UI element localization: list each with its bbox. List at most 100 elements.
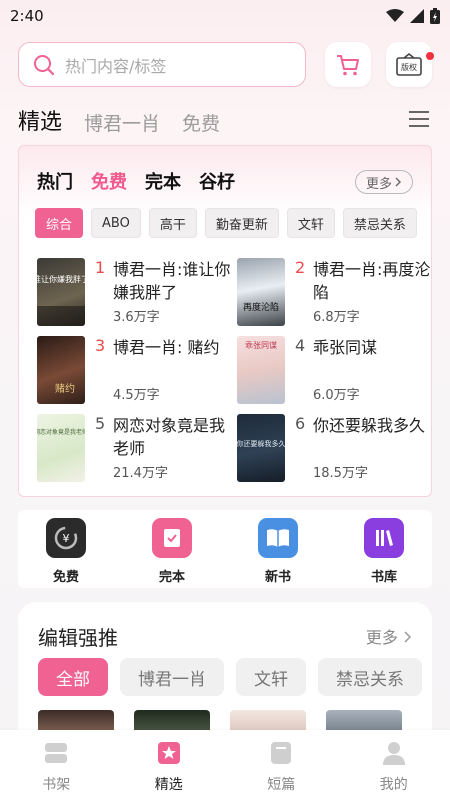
cover-art: 你还要躲我多久 [237,439,285,448]
book-item[interactable]: 你还要躲我多久 6 你还要躲我多久 18.5万字 [237,414,433,484]
search-placeholder: 热门内容/标签 [65,56,167,76]
book-item[interactable]: 乖张同谋 4 乖张同谋 6.0万字 [237,336,433,406]
ranking-chips: 综合 ABO 高干 勤奋更新 文轩 禁忌关系 [35,208,417,238]
wifi-icon [386,9,404,22]
nav-featured-label: 精选 [154,777,183,793]
cart-icon [337,54,359,75]
open-book-icon [258,518,298,558]
quick-library-label: 书库 [370,570,397,585]
nav-bookshelf-label: 书架 [42,777,71,793]
svg-text:赌约: 赌约 [55,382,75,395]
tab-free[interactable]: 免费 [182,109,220,136]
svg-text:网恋对象竟是我老师: 网恋对象竟是我老师 [37,428,85,436]
picks-more-button[interactable]: 更多 [366,624,412,648]
book-rank: 4 [295,336,306,355]
check-book-icon [152,518,192,558]
subtab-finished[interactable]: 完本 [145,168,181,194]
signal-icon [410,9,424,23]
chip-wenxuan[interactable]: 文轩 [286,208,335,238]
cover-art: 谁让你嫌我胖了 [37,274,85,326]
nav-shorts-label: 短篇 [267,777,296,793]
tab-featured[interactable]: 精选 [18,104,62,136]
book-word-count: 6.8万字 [313,310,360,325]
quick-free[interactable]: ¥ 免费 [36,518,96,585]
cover-art: 乖张同谋 [245,340,277,350]
picks-more-label: 更多 [365,628,398,647]
cover-art: 赌约 [55,382,75,395]
book-title: 乖张同谋 [313,338,378,357]
subtab-guzi[interactable]: 谷杍 [199,168,235,194]
book-title: 你还要躲我多久 [313,416,426,435]
cover-art: 再度沦陷 [243,301,279,313]
ranking-more-button[interactable]: 更多 [355,170,413,194]
book-word-count: 21.4万字 [113,466,168,481]
book-item[interactable]: 赌约 3 博君一肖: 赌约 4.5万字 [37,336,233,406]
subtab-hot[interactable]: 热门 [37,168,73,194]
nav-shorts[interactable]: 短篇 [251,740,311,794]
picks-chip-all[interactable]: 全部 [38,658,108,696]
tab-bjyx[interactable]: 博君一肖 [84,109,160,136]
picks-chip-bjyx[interactable]: 博君一肖 [120,658,224,696]
book-item[interactable]: 谁让你嫌我胖了 1 博君一肖:谁让你嫌我胖了 3.6万字 [37,258,233,328]
status-icons [386,8,440,24]
book-word-count: 3.6万字 [113,310,160,325]
search-input[interactable]: 热门内容/标签 [18,42,306,87]
book-cover: 赌约 [37,336,85,404]
book-word-count: 6.0万字 [313,388,360,403]
chevron-right-icon [395,177,401,187]
quick-new[interactable]: 新书 [248,518,308,585]
nav-bookshelf[interactable]: 书架 [26,740,86,794]
picks-title: 编辑强推 [38,626,118,650]
copyright-badge-icon: 版权 [396,52,422,76]
book-rank: 2 [295,258,306,277]
chip-taboo[interactable]: 禁忌关系 [342,208,417,238]
book-word-count: 4.5万字 [113,388,160,403]
bottom-nav: 书架 精选 短篇 我的 [0,730,450,800]
book-item[interactable]: 再度沦陷 2 博君一肖:再度沦陷 6.8万字 [237,258,433,328]
book-cover: 乖张同谋 [237,336,285,404]
cover-art: 网恋对象竟是我老师 [37,428,85,436]
book-title: 博君一肖:再度沦陷 [313,260,431,302]
book-cover: 你还要躲我多久 [237,414,285,482]
main-tabs: 精选 博君一肖 免费 [18,104,220,136]
book-rank: 3 [95,336,106,355]
ranking-subtabs: 热门 免费 完本 谷杍 [37,168,235,194]
quick-finished[interactable]: 完本 [142,518,202,585]
ranking-card: 热门 免费 完本 谷杍 更多 综合 ABO 高干 勤奋更新 文轩 禁忌关系 谁让… [18,145,432,497]
svg-text:谁让你嫌我胖了: 谁让你嫌我胖了 [37,274,85,284]
nav-profile-label: 我的 [379,777,408,793]
bookshelf-icon [45,743,68,763]
nav-featured[interactable]: 精选 [139,740,199,794]
picks-chip-taboo[interactable]: 禁忌关系 [318,658,422,696]
copyright-button[interactable]: 版权 [386,42,434,87]
copyright-label: 版权 [401,62,417,72]
book-rank: 5 [95,414,106,433]
picks-chip-wenxuan[interactable]: 文轩 [236,658,306,696]
svg-text:乖张同谋: 乖张同谋 [245,340,277,350]
menu-icon[interactable] [408,110,430,128]
book-rank: 1 [95,258,106,277]
book-cover: 网恋对象竟是我老师 [37,414,85,482]
svg-text:再度沦陷: 再度沦陷 [243,301,279,313]
quick-new-label: 新书 [264,570,291,585]
book-rank: 6 [295,414,306,433]
short-story-icon [271,742,292,764]
book-title: 博君一肖:谁让你嫌我胖了 [113,260,231,302]
subtab-free[interactable]: 免费 [91,168,127,194]
quick-free-label: 免费 [52,570,79,585]
chip-overall[interactable]: 综合 [35,208,84,238]
book-cover: 再度沦陷 [237,258,285,326]
nav-profile[interactable]: 我的 [364,740,424,794]
book-word-count: 18.5万字 [313,466,368,481]
book-cover: 谁让你嫌我胖了 [37,258,85,326]
cart-button[interactable] [325,42,371,87]
chip-diligent[interactable]: 勤奋更新 [204,208,279,238]
status-bar: 2:40 [0,0,450,32]
search-icon [34,54,55,75]
book-item[interactable]: 网恋对象竟是我老师 5 网恋对象竟是我老师 21.4万字 [37,414,233,484]
chip-abo[interactable]: ABO [91,208,141,238]
chevron-right-icon [404,631,412,643]
book-title: 网恋对象竟是我老师 [113,416,226,458]
quick-library[interactable]: 书库 [354,518,414,585]
chip-gaogan[interactable]: 高干 [148,208,197,238]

→ **The request**
Duplicate all of the material above line for line, without altering anything, and leave out the pictures.

→ **Full solution**
UI element localization: list each with its bbox. List at most 100 elements.
cover-art: 你还要躲我多久 [237,439,285,448]
book-item[interactable]: 你还要躲我多久 6 你还要躲我多久 18.5万字 [237,414,433,484]
search-placeholder: 热门内容/标签 [65,56,167,76]
book-item[interactable]: 乖张同谋 4 乖张同谋 6.0万字 [237,336,433,406]
ranking-chips: 综合 ABO 高干 勤奋更新 文轩 禁忌关系 [35,208,417,238]
wifi-icon [386,9,404,22]
nav-featured-label: 精选 [154,777,183,793]
cart-icon [337,54,359,75]
open-book-icon [258,518,298,558]
quick-library-label: 书库 [370,570,397,585]
nav-bookshelf-label: 书架 [42,777,71,793]
svg-text:赌约: 赌约 [55,382,75,395]
tab-free[interactable]: 免费 [182,109,220,136]
svg-text:网恋对象竟是我老师: 网恋对象竟是我老师 [37,428,85,436]
picks-more-button[interactable]: 更多 [366,624,412,648]
book-rank: 4 [295,336,306,355]
check-book-icon [152,518,192,558]
subtab-finished[interactable]: 完本 [145,168,181,194]
signal-icon [410,9,424,23]
chip-wenxuan[interactable]: 文轩 [286,208,335,238]
cover-art: 谁让你嫌我胖了 [37,274,85,326]
nav-shorts-label: 短篇 [267,777,296,793]
tab-featured[interactable]: 精选 [18,104,62,136]
book-word-count: 6.8万字 [313,310,360,325]
quick-free[interactable]: ¥ 免费 [36,518,96,585]
cover-art: 乖张同谋 [245,340,277,350]
picks-more-label: 更多 [365,628,398,647]
cover-art: 赌约 [55,382,75,395]
book-title: 乖张同谋 [313,338,378,357]
subtab-guzi[interactable]: 谷杍 [199,168,235,194]
book-title: 你还要躲我多久 [313,416,426,435]
cover-art: 再度沦陷 [243,301,279,313]
ranking-more-button[interactable]: 更多 [355,170,413,194]
book-word-count: 21.4万字 [113,466,168,481]
book-item[interactable]: 赌约 3 博君一肖: 赌约 4.5万字 [37,336,233,406]
subtab-hot[interactable]: 热门 [37,168,73,194]
nav-shorts[interactable]: 短篇 [251,740,311,794]
picks-chip-all[interactable]: 全部 [38,658,108,696]
tab-bjyx[interactable]: 博君一肖 [84,109,160,136]
picks-chip-bjyx[interactable]: 博君一肖 [120,658,224,696]
book-item[interactable]: 谁让你嫌我胖了 1 博君一肖:谁让你嫌我胖了 3.6万字 [37,258,233,328]
status-icons [386,8,440,24]
book-word-count: 3.6万字 [113,310,160,325]
search-input[interactable]: 热门内容/标签 [18,42,306,87]
book-cover: 赌约 [37,336,85,404]
book-word-count: 6.0万字 [313,388,360,403]
chevron-right-icon [395,177,401,187]
quick-new[interactable]: 新书 [248,518,308,585]
nav-bookshelf[interactable]: 书架 [26,740,86,794]
picks-title: 编辑强推 [38,626,118,650]
copyright-badge-icon: 版权 [396,52,422,76]
book-rank: 2 [295,258,306,277]
chip-taboo[interactable]: 禁忌关系 [342,208,417,238]
book-word-count: 4.5万字 [113,388,160,403]
bottom-nav: 书架 精选 短篇 我的 [0,730,450,800]
book-item[interactable]: 再度沦陷 2 博君一肖:再度沦陷 6.8万字 [237,258,433,328]
book-cover: 乖张同谋 [237,336,285,404]
cover-art: 网恋对象竟是我老师 [37,428,85,436]
book-title: 博君一肖:再度沦陷 [313,260,431,302]
book-cover: 你还要躲我多久 [237,414,285,482]
main-tabs: 精选 博君一肖 免费 [18,104,220,136]
book-rank: 3 [95,336,106,355]
ranking-subtabs: 热门 免费 完本 谷杍 [37,168,235,194]
quick-finished[interactable]: 完本 [142,518,202,585]
ranking-card: 热门 免费 完本 谷杍 更多 综合 ABO 高干 勤奋更新 文轩 禁忌关系 谁让… [18,145,432,497]
svg-text:谁让你嫌我胖了: 谁让你嫌我胖了 [37,274,85,284]
nav-profile-label: 我的 [379,777,408,793]
bookshelf-icon [45,743,68,763]
nav-featured[interactable]: 精选 [139,740,199,794]
picks-chip-taboo[interactable]: 禁忌关系 [318,658,422,696]
copyright-button[interactable]: 版权 [386,42,434,87]
copyright-label: 版权 [401,62,417,72]
book-rank: 5 [95,414,106,433]
picks-chip-wenxuan[interactable]: 文轩 [236,658,306,696]
svg-text:乖张同谋: 乖张同谋 [245,340,277,350]
menu-icon[interactable] [408,110,430,128]
book-rank: 1 [95,258,106,277]
book-cover: 网恋对象竟是我老师 [37,414,85,482]
svg-text:再度沦陷: 再度沦陷 [243,301,279,313]
quick-new-label: 新书 [264,570,291,585]
book-rank: 6 [295,414,306,433]
short-story-icon [271,742,292,764]
book-title: 博君一肖:谁让你嫌我胖了 [113,260,231,302]
subtab-free[interactable]: 免费 [91,168,127,194]
quick-free-label: 免费 [52,570,79,585]
chip-overall[interactable]: 综合 [35,208,84,238]
book-cover: 再度沦陷 [237,258,285,326]
nav-profile[interactable]: 我的 [364,740,424,794]
book-word-count: 18.5万字 [313,466,368,481]
book-cover: 谁让你嫌我胖了 [37,258,85,326]
cart-button[interactable] [325,42,371,87]
chip-diligent[interactable]: 勤奋更新 [204,208,279,238]
status-bar: 2:40 [0,0,450,32]
search-icon [34,54,55,75]
book-item[interactable]: 网恋对象竟是我老师 5 网恋对象竟是我老师 21.4万字 [37,414,233,484]
chip-abo[interactable]: ABO [91,208,141,238]
chevron-right-icon [404,631,412,643]
book-title: 网恋对象竟是我老师 [113,416,226,458]
quick-library[interactable]: 书库 [354,518,414,585]
chip-gaogan[interactable]: 高干 [148,208,197,238]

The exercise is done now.